── Document text

A major concern is the effect of TH on potassium. Induction of hypothermia drives intracellular flux of potassium and the reverse occurs upon rewarming. Hypokalemia on induction is usually not a huge problem, but caution and possibly intervention should be taken in the hyperkalemic patient before rewarming. Magnesium levels mimic potassium, falling on cooling and rising again on rewarming. Hypophosphatemia is also common but rarely a problem. Hypothermia also inhibits insulin sensitivity and release leading to hyperglycemia.15 TH may lead to an increase in urine output, dubbed the “cold diuresis.” Whether this is related to a more centrally distributed circulation or a direct tubular effect is not clear.
TH is thought to be immunosuppressive but the degree is not well characterized, and may do not have clinical relevance. Pneumonia is common after cardiac arrest in general, and it is unclear if TH increases that risk. It is possible that TH can indirectly lead to an increase in infections by requiring sedation, paralysis, and mechanical ventilation.

────

Your objective:
Copy out the passage on the metabolic and immune effects of therapeutic hypothermia in full, word for word.

── Data supplied

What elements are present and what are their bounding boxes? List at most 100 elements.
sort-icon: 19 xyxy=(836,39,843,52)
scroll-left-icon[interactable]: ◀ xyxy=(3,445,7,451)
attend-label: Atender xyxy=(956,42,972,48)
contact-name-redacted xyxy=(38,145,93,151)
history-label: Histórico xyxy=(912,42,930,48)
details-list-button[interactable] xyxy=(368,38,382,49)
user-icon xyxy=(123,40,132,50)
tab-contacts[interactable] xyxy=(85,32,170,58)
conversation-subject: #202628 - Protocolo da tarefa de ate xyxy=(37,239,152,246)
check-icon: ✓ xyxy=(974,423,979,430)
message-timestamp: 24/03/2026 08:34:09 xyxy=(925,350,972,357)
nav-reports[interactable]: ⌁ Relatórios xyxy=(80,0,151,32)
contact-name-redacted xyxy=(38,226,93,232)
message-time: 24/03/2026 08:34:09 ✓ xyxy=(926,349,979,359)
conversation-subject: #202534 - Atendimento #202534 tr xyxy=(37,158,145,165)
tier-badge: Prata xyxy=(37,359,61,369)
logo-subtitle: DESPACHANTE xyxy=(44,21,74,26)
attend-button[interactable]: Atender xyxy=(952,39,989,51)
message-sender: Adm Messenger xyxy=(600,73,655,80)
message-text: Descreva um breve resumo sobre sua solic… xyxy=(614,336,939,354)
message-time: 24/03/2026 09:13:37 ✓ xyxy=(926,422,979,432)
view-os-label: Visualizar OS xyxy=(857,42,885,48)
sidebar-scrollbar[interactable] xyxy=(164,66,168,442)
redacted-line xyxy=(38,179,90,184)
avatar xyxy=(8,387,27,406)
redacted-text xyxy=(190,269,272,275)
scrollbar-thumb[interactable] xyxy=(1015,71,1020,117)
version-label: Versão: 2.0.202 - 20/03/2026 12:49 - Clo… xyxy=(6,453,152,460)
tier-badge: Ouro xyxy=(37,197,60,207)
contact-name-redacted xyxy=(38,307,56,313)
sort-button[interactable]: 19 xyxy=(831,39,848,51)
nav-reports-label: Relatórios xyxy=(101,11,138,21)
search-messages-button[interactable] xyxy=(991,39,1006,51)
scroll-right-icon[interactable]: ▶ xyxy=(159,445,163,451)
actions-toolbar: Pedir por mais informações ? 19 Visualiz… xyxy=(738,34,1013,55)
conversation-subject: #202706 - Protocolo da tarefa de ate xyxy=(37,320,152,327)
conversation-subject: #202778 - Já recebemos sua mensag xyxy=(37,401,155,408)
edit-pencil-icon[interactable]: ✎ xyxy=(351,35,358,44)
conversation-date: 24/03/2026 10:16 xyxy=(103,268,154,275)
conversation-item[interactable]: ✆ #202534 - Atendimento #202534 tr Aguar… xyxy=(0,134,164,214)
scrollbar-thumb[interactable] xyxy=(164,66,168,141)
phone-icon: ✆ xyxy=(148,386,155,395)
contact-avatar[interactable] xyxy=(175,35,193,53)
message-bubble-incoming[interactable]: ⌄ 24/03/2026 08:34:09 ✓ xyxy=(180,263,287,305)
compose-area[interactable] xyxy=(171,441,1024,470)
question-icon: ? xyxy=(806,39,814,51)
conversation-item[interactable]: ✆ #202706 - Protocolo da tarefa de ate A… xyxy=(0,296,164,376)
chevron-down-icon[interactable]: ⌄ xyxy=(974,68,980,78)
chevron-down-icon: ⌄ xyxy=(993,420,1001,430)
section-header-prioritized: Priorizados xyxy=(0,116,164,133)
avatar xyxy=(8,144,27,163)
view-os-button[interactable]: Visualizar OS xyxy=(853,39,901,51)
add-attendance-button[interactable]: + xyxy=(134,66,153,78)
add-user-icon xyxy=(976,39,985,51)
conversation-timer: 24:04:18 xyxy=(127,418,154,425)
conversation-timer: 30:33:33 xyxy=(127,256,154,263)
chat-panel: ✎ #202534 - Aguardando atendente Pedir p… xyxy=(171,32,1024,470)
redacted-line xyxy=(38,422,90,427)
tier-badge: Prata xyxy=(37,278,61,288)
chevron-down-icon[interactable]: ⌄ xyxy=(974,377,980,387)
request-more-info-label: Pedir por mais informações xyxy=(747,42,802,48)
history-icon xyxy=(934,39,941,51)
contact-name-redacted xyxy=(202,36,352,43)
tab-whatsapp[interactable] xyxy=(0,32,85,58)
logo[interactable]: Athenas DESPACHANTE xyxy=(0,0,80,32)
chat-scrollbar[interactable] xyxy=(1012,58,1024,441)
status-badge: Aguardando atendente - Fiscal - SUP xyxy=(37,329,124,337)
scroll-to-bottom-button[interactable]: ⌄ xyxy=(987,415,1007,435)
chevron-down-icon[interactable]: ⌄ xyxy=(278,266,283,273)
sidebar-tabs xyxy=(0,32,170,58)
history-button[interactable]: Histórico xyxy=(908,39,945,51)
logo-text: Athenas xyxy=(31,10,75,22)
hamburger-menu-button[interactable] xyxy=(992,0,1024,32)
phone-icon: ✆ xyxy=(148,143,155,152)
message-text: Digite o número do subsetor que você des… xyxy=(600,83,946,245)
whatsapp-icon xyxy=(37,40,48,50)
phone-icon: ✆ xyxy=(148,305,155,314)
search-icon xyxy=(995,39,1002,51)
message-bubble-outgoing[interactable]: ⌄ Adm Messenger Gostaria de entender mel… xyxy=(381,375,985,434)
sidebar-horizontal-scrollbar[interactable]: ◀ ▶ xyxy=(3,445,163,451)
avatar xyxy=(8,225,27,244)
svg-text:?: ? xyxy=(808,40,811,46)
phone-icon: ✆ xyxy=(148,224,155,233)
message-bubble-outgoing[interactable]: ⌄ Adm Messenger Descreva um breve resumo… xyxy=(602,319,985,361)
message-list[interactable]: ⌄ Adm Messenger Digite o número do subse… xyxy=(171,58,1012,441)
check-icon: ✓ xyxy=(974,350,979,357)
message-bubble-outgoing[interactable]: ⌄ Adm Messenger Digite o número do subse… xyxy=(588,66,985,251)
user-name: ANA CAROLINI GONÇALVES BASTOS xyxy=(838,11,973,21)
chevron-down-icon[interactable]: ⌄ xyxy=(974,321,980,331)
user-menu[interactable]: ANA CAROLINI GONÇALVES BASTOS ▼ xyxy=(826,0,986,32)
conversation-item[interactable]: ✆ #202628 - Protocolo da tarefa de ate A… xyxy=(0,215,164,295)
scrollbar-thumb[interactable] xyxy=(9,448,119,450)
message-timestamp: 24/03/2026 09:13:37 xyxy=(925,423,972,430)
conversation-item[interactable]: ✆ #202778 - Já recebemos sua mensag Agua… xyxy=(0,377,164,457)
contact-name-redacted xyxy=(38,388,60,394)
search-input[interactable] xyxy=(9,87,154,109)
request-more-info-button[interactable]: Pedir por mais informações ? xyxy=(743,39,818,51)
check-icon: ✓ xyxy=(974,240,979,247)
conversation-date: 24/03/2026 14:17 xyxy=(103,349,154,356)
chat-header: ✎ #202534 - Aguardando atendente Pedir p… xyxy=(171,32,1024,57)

────

Response to the exercise:
A major concern is the effect of TH on potassium. Induction of hypothermia drives intracellular flux of potassium and the reverse occurs upon rewarming. Hypokalemia on induction is usually not a huge problem, but caution and possibly intervention should be taken in the hyperkalemic patient before rewarming. Magnesium levels mimic potassium, falling on cooling and rising again on rewarming. Hypophosphatemia is also common but rarely a problem. Hypothermia also inhibits insulin sensitivity and release leading to hyperglycemia.15 TH may lead to an increase in urine output, dubbed the “cold diuresis.” Whether this is related to a more centrally distributed circulation or a direct tubular effect is not clear.
TH is thought to be immunosuppressive but the degree is not well characterized, and may do not have clinical relevance. Pneumonia is common after cardiac arrest in general, and it is unclear if TH increases that risk. It is possible that TH can indirectly lead to an increase in infections by requiring sedation, paralysis, and mechanical ventilation.